(Collected data)
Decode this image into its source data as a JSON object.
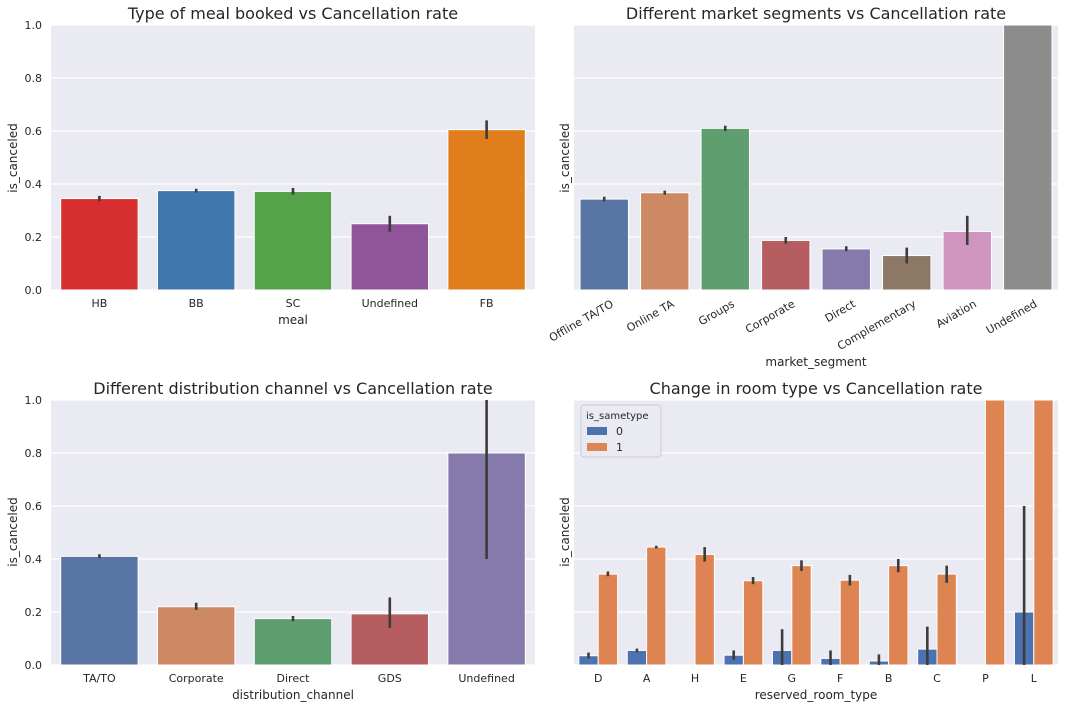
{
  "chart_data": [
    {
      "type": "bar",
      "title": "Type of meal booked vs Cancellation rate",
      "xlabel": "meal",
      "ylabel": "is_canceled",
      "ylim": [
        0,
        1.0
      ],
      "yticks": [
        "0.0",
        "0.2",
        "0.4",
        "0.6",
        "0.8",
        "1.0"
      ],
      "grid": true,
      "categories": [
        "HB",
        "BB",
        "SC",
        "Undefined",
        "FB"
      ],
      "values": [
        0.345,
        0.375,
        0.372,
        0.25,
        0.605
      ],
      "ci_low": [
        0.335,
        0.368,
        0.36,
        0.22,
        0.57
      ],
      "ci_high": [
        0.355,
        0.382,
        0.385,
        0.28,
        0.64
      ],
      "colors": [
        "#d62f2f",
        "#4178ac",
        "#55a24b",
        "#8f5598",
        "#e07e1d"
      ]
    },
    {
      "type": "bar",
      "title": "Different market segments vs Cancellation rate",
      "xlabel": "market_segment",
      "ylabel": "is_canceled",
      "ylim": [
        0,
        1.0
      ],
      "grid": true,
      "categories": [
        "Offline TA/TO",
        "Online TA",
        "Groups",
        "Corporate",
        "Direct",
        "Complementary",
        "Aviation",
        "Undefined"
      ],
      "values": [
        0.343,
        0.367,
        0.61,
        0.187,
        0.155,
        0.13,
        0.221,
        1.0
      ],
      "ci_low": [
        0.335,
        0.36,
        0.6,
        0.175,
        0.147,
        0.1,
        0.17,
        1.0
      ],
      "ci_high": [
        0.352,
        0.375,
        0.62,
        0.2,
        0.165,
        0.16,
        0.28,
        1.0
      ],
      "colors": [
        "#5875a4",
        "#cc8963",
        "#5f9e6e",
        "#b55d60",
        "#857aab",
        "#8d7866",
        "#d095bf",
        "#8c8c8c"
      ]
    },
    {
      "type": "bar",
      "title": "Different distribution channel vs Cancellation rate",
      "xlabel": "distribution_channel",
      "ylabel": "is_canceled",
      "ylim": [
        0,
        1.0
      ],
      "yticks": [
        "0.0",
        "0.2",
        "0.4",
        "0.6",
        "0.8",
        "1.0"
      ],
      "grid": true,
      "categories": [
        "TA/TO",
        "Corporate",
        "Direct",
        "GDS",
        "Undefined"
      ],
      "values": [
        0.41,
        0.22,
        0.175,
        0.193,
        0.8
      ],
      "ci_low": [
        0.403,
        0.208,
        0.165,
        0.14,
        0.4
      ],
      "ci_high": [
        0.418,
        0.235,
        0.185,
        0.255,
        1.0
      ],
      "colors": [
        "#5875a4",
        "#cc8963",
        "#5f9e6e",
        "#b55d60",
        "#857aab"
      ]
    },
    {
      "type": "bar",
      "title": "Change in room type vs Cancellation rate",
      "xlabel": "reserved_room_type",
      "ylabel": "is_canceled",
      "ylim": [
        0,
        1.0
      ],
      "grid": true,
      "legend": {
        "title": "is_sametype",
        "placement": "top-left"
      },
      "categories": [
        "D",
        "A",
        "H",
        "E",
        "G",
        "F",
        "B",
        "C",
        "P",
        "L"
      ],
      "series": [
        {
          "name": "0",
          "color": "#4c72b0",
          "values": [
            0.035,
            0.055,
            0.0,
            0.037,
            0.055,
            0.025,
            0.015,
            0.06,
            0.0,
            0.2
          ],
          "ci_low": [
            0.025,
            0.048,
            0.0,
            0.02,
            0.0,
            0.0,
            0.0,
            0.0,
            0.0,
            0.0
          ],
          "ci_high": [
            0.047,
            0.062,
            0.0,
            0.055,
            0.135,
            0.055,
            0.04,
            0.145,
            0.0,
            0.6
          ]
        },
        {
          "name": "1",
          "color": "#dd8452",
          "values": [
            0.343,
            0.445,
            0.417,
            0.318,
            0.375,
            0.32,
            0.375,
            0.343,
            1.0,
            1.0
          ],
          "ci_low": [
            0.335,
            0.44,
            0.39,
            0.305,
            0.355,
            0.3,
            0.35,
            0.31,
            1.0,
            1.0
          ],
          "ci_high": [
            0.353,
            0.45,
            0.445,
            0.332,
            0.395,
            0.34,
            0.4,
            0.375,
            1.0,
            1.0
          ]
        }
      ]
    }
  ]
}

## What is being asked
Out of the records, collect only those lines that contain the string "Different".

## Finished exercise
      "title": "Different market segments vs Cancellation rate",
      "title": "Different distribution channel vs Cancellation rate",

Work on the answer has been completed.